Find the line containing "Read out every word on this page.", then output it and every line after it through the end of the listing below, exactly as written.

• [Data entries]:
═══
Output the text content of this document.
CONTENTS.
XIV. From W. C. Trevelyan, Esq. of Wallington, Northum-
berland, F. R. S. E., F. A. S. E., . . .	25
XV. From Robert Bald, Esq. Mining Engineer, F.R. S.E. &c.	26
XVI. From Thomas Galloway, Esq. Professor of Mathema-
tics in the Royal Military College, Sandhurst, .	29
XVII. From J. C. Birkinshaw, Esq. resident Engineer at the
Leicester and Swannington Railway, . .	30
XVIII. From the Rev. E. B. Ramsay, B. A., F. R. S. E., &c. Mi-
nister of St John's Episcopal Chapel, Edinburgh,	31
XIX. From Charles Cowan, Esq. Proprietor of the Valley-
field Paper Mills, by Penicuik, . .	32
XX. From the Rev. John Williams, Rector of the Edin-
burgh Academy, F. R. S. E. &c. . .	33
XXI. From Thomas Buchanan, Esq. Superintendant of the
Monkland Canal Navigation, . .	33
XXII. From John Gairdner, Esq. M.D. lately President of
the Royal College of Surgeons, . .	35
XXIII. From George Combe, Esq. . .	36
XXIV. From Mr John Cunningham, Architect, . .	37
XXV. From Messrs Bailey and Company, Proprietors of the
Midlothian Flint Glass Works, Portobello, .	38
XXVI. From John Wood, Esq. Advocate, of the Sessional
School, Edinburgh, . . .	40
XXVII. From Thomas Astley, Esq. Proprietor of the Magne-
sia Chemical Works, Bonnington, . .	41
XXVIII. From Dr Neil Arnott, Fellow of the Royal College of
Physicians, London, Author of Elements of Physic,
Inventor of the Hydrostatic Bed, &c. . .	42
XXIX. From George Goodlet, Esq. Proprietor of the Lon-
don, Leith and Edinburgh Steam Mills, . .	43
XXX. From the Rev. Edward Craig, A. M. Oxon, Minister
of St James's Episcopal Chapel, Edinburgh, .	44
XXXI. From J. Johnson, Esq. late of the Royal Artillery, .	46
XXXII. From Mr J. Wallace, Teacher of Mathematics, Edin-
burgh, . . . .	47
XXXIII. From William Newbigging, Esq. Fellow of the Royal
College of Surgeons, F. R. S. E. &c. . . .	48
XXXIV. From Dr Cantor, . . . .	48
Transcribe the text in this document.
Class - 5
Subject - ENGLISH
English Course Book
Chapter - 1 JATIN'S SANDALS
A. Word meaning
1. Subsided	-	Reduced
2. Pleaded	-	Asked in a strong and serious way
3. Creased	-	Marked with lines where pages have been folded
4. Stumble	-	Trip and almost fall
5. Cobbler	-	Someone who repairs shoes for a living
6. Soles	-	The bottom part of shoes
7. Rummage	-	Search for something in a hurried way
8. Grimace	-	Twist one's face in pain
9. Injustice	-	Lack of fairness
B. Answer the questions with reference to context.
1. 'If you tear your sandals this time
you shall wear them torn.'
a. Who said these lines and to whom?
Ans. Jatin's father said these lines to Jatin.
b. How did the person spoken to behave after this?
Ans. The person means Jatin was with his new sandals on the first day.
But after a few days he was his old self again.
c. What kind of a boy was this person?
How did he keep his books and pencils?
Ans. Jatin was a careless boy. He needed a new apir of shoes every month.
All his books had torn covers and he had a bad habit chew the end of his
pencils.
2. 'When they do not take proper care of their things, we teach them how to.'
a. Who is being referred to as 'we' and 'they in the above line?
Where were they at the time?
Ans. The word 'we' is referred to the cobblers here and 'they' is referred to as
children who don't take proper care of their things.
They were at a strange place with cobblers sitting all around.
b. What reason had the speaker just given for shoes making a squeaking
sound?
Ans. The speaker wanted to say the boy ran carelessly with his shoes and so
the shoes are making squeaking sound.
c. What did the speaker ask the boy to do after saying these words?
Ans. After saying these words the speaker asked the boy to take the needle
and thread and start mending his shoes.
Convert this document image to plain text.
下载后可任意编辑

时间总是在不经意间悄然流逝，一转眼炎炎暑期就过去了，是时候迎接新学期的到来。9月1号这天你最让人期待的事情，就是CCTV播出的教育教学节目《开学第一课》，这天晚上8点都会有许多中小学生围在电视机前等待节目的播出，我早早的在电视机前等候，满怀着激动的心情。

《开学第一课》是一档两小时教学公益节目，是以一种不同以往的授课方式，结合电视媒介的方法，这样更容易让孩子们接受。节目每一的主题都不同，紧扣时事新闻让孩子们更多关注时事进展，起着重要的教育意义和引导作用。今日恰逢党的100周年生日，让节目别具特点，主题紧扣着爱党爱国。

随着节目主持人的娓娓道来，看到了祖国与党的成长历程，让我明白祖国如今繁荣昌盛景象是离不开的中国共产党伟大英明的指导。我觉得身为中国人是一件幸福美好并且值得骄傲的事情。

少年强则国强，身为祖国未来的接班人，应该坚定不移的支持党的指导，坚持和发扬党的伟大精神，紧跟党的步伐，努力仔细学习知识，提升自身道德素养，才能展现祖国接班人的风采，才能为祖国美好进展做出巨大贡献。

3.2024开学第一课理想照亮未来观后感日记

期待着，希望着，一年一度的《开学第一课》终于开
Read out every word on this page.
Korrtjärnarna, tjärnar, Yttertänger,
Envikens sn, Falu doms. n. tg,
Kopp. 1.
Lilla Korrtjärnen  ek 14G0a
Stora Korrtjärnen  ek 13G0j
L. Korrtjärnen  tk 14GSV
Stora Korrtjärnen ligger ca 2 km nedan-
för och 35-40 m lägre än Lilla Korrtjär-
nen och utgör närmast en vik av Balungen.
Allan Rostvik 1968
═══
• [The completed task]:
Read out every word on this page.
Korrtjärnarna, tjärnar, Yttertänger,
Envikens sn, Falu doms. n. tg,
Kopp. 1.
Lilla Korrtjärnen  ek 14G0a
Stora Korrtjärnen  ek 13G0j
L. Korrtjärnen  tk 14GSV
Stora Korrtjärnen ligger ca 2 km nedan-
för och 35-40 m lägre än Lilla Korrtjär-
nen och utgör närmast en vik av Balungen.
Allan Rostvik 1968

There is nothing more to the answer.